--- Task goal ---
Exactly reproduce the entries, dropping any pictures from your copy.

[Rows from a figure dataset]
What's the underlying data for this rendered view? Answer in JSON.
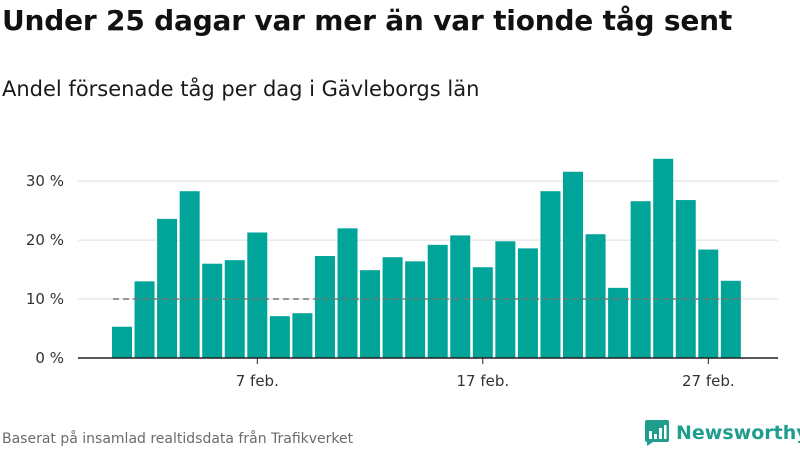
{
  "header": {
    "title": "Under 25 dagar var mer än var tionde tåg sent",
    "subtitle": "Andel försenade tåg per dag i Gävleborgs län"
  },
  "footer": {
    "source": "Baserat på insamlad realtidsdata från Trafikverket",
    "brand": "Newsworthy",
    "brand_icon": "bar-chart-chat-icon"
  },
  "colors": {
    "bar": "#00a499",
    "grid": "#dddddd",
    "axis": "#222222",
    "reference_line": "#777777",
    "brand": "#1f9e8e"
  },
  "chart_data": {
    "type": "bar",
    "title": "Under 25 dagar var mer än var tionde tåg sent",
    "subtitle": "Andel försenade tåg per dag i Gävleborgs län",
    "xlabel": "",
    "ylabel": "",
    "x_start": "1 feb.",
    "x": [
      1,
      2,
      3,
      4,
      5,
      6,
      7,
      8,
      9,
      10,
      11,
      12,
      13,
      14,
      15,
      16,
      17,
      18,
      19,
      20,
      21,
      22,
      23,
      24,
      25,
      26,
      27,
      28
    ],
    "values": [
      5.3,
      13.0,
      23.6,
      28.3,
      16.0,
      16.6,
      21.3,
      7.1,
      7.6,
      17.3,
      22.0,
      14.9,
      17.1,
      16.4,
      19.2,
      20.8,
      15.4,
      19.8,
      18.6,
      28.3,
      31.6,
      21.0,
      11.9,
      26.6,
      33.8,
      26.8,
      18.4,
      13.1
    ],
    "ylim": [
      0,
      33
    ],
    "yticks": [
      0,
      10,
      20,
      30
    ],
    "ytick_labels": [
      "0 %",
      "10 %",
      "20 %",
      "30 %"
    ],
    "xticks": [
      {
        "day": 7,
        "label": "7 feb."
      },
      {
        "day": 17,
        "label": "17 feb."
      },
      {
        "day": 27,
        "label": "27 feb."
      }
    ],
    "reference_line": {
      "value": 10,
      "style": "dashed"
    },
    "grid": true,
    "legend": "none"
  }
}
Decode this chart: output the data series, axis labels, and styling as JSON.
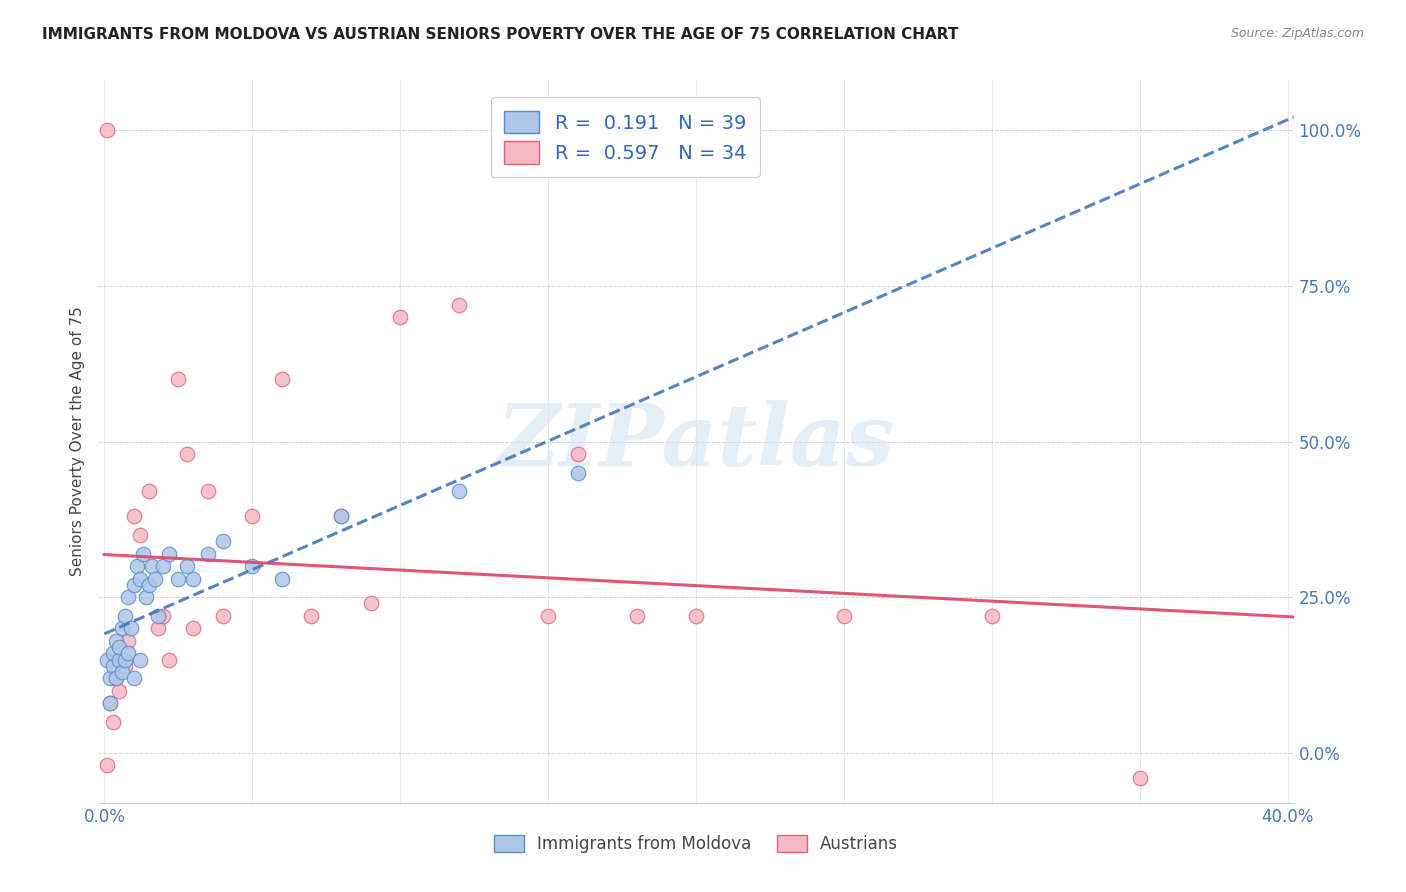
{
  "title": "IMMIGRANTS FROM MOLDOVA VS AUSTRIAN SENIORS POVERTY OVER THE AGE OF 75 CORRELATION CHART",
  "source": "Source: ZipAtlas.com",
  "ylabel": "Seniors Poverty Over the Age of 75",
  "xlim": [
    -0.002,
    0.402
  ],
  "ylim": [
    -0.08,
    1.08
  ],
  "x_tick_positions": [
    0.0,
    0.05,
    0.1,
    0.15,
    0.2,
    0.25,
    0.3,
    0.35,
    0.4
  ],
  "x_tick_labels": [
    "0.0%",
    "",
    "",
    "",
    "",
    "",
    "",
    "",
    "40.0%"
  ],
  "y_tick_positions": [
    0.0,
    0.25,
    0.5,
    0.75,
    1.0
  ],
  "y_tick_labels": [
    "0.0%",
    "25.0%",
    "50.0%",
    "75.0%",
    "100.0%"
  ],
  "R_blue": 0.191,
  "N_blue": 39,
  "R_pink": 0.597,
  "N_pink": 34,
  "legend_label_blue": "Immigrants from Moldova",
  "legend_label_pink": "Austrians",
  "blue_fill": "#aec6e8",
  "pink_fill": "#f5b8c4",
  "blue_edge": "#5588cc",
  "pink_edge": "#e06080",
  "blue_line": "#4477bb",
  "pink_line": "#dd4466",
  "watermark": "ZIPatlas",
  "blue_scatter_x": [
    0.001,
    0.002,
    0.002,
    0.003,
    0.003,
    0.004,
    0.004,
    0.005,
    0.005,
    0.006,
    0.006,
    0.007,
    0.007,
    0.008,
    0.008,
    0.009,
    0.01,
    0.01,
    0.011,
    0.012,
    0.012,
    0.013,
    0.014,
    0.015,
    0.016,
    0.017,
    0.018,
    0.02,
    0.022,
    0.025,
    0.028,
    0.03,
    0.035,
    0.04,
    0.05,
    0.06,
    0.08,
    0.12,
    0.16
  ],
  "blue_scatter_y": [
    0.15,
    0.08,
    0.12,
    0.14,
    0.16,
    0.12,
    0.18,
    0.15,
    0.17,
    0.13,
    0.2,
    0.15,
    0.22,
    0.16,
    0.25,
    0.2,
    0.12,
    0.27,
    0.3,
    0.15,
    0.28,
    0.32,
    0.25,
    0.27,
    0.3,
    0.28,
    0.22,
    0.3,
    0.32,
    0.28,
    0.3,
    0.28,
    0.32,
    0.34,
    0.3,
    0.28,
    0.38,
    0.42,
    0.45
  ],
  "pink_scatter_x": [
    0.001,
    0.002,
    0.003,
    0.004,
    0.005,
    0.006,
    0.007,
    0.008,
    0.01,
    0.012,
    0.015,
    0.018,
    0.02,
    0.022,
    0.025,
    0.028,
    0.03,
    0.035,
    0.04,
    0.05,
    0.06,
    0.07,
    0.08,
    0.09,
    0.1,
    0.12,
    0.15,
    0.16,
    0.18,
    0.2,
    0.25,
    0.3,
    0.35,
    0.001
  ],
  "pink_scatter_y": [
    -0.02,
    0.08,
    0.05,
    0.12,
    0.1,
    0.15,
    0.14,
    0.18,
    0.38,
    0.35,
    0.42,
    0.2,
    0.22,
    0.15,
    0.6,
    0.48,
    0.2,
    0.42,
    0.22,
    0.38,
    0.6,
    0.22,
    0.38,
    0.24,
    0.7,
    0.72,
    0.22,
    0.48,
    0.22,
    0.22,
    0.22,
    0.22,
    -0.04,
    1.0
  ]
}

--- The result ---
What's the underlying data for this rendered view? Answer in JSON.
{
  "header": {
    "title": "Under 25 dagar var mer än var tionde tåg sent",
    "subtitle": "Andel försenade tåg per dag i Gävleborgs län"
  },
  "footer": {
    "source": "Baserat på insamlad realtidsdata från Trafikverket",
    "brand": "Newsworthy",
    "brand_icon": "bar-chart-chat-icon"
  },
  "colors": {
    "bar": "#00a499",
    "grid": "#dddddd",
    "axis": "#222222",
    "reference_line": "#777777",
    "brand": "#1f9e8e"
  },
  "chart_data": {
    "type": "bar",
    "title": "Under 25 dagar var mer än var tionde tåg sent",
    "subtitle": "Andel försenade tåg per dag i Gävleborgs län",
    "xlabel": "",
    "ylabel": "",
    "x_start": "1 feb.",
    "x": [
      1,
      2,
      3,
      4,
      5,
      6,
      7,
      8,
      9,
      10,
      11,
      12,
      13,
      14,
      15,
      16,
      17,
      18,
      19,
      20,
      21,
      22,
      23,
      24,
      25,
      26,
      27,
      28
    ],
    "values": [
      5.3,
      13.0,
      23.6,
      28.3,
      16.0,
      16.6,
      21.3,
      7.1,
      7.6,
      17.3,
      22.0,
      14.9,
      17.1,
      16.4,
      19.2,
      20.8,
      15.4,
      19.8,
      18.6,
      28.3,
      31.6,
      21.0,
      11.9,
      26.6,
      33.8,
      26.8,
      18.4,
      13.1
    ],
    "ylim": [
      0,
      33
    ],
    "yticks": [
      0,
      10,
      20,
      30
    ],
    "ytick_labels": [
      "0 %",
      "10 %",
      "20 %",
      "30 %"
    ],
    "xticks": [
      {
        "day": 7,
        "label": "7 feb."
      },
      {
        "day": 17,
        "label": "17 feb."
      },
      {
        "day": 27,
        "label": "27 feb."
      }
    ],
    "reference_line": {
      "value": 10,
      "style": "dashed"
    },
    "grid": true,
    "legend": "none"
  }
}
Decode this chart: output the data series, axis labels, and styling as JSON.
{
  "title": "IMMIGRANTS FROM MOLDOVA VS AUSTRIAN SENIORS POVERTY OVER THE AGE OF 75 CORRELATION CHART",
  "source": "Source: ZipAtlas.com",
  "ylabel": "Seniors Poverty Over the Age of 75",
  "xlim": [
    -0.002,
    0.402
  ],
  "ylim": [
    -0.08,
    1.08
  ],
  "x_tick_positions": [
    0.0,
    0.05,
    0.1,
    0.15,
    0.2,
    0.25,
    0.3,
    0.35,
    0.4
  ],
  "x_tick_labels": [
    "0.0%",
    "",
    "",
    "",
    "",
    "",
    "",
    "",
    "40.0%"
  ],
  "y_tick_positions": [
    0.0,
    0.25,
    0.5,
    0.75,
    1.0
  ],
  "y_tick_labels": [
    "0.0%",
    "25.0%",
    "50.0%",
    "75.0%",
    "100.0%"
  ],
  "R_blue": 0.191,
  "N_blue": 39,
  "R_pink": 0.597,
  "N_pink": 34,
  "legend_label_blue": "Immigrants from Moldova",
  "legend_label_pink": "Austrians",
  "blue_fill": "#aec6e8",
  "pink_fill": "#f5b8c4",
  "blue_edge": "#5588cc",
  "pink_edge": "#e06080",
  "blue_line": "#4477bb",
  "pink_line": "#dd4466",
  "watermark": "ZIPatlas",
  "blue_scatter_x": [
    0.001,
    0.002,
    0.002,
    0.003,
    0.003,
    0.004,
    0.004,
    0.005,
    0.005,
    0.006,
    0.006,
    0.007,
    0.007,
    0.008,
    0.008,
    0.009,
    0.01,
    0.01,
    0.011,
    0.012,
    0.012,
    0.013,
    0.014,
    0.015,
    0.016,
    0.017,
    0.018,
    0.02,
    0.022,
    0.025,
    0.028,
    0.03,
    0.035,
    0.04,
    0.05,
    0.06,
    0.08,
    0.12,
    0.16
  ],
  "blue_scatter_y": [
    0.15,
    0.08,
    0.12,
    0.14,
    0.16,
    0.12,
    0.18,
    0.15,
    0.17,
    0.13,
    0.2,
    0.15,
    0.22,
    0.16,
    0.25,
    0.2,
    0.12,
    0.27,
    0.3,
    0.15,
    0.28,
    0.32,
    0.25,
    0.27,
    0.3,
    0.28,
    0.22,
    0.3,
    0.32,
    0.28,
    0.3,
    0.28,
    0.32,
    0.34,
    0.3,
    0.28,
    0.38,
    0.42,
    0.45
  ],
  "pink_scatter_x": [
    0.001,
    0.002,
    0.003,
    0.004,
    0.005,
    0.006,
    0.007,
    0.008,
    0.01,
    0.012,
    0.015,
    0.018,
    0.02,
    0.022,
    0.025,
    0.028,
    0.03,
    0.035,
    0.04,
    0.05,
    0.06,
    0.07,
    0.08,
    0.09,
    0.1,
    0.12,
    0.15,
    0.16,
    0.18,
    0.2,
    0.25,
    0.3,
    0.35,
    0.001
  ],
  "pink_scatter_y": [
    -0.02,
    0.08,
    0.05,
    0.12,
    0.1,
    0.15,
    0.14,
    0.18,
    0.38,
    0.35,
    0.42,
    0.2,
    0.22,
    0.15,
    0.6,
    0.48,
    0.2,
    0.42,
    0.22,
    0.38,
    0.6,
    0.22,
    0.38,
    0.24,
    0.7,
    0.72,
    0.22,
    0.48,
    0.22,
    0.22,
    0.22,
    0.22,
    -0.04,
    1.0
  ]
}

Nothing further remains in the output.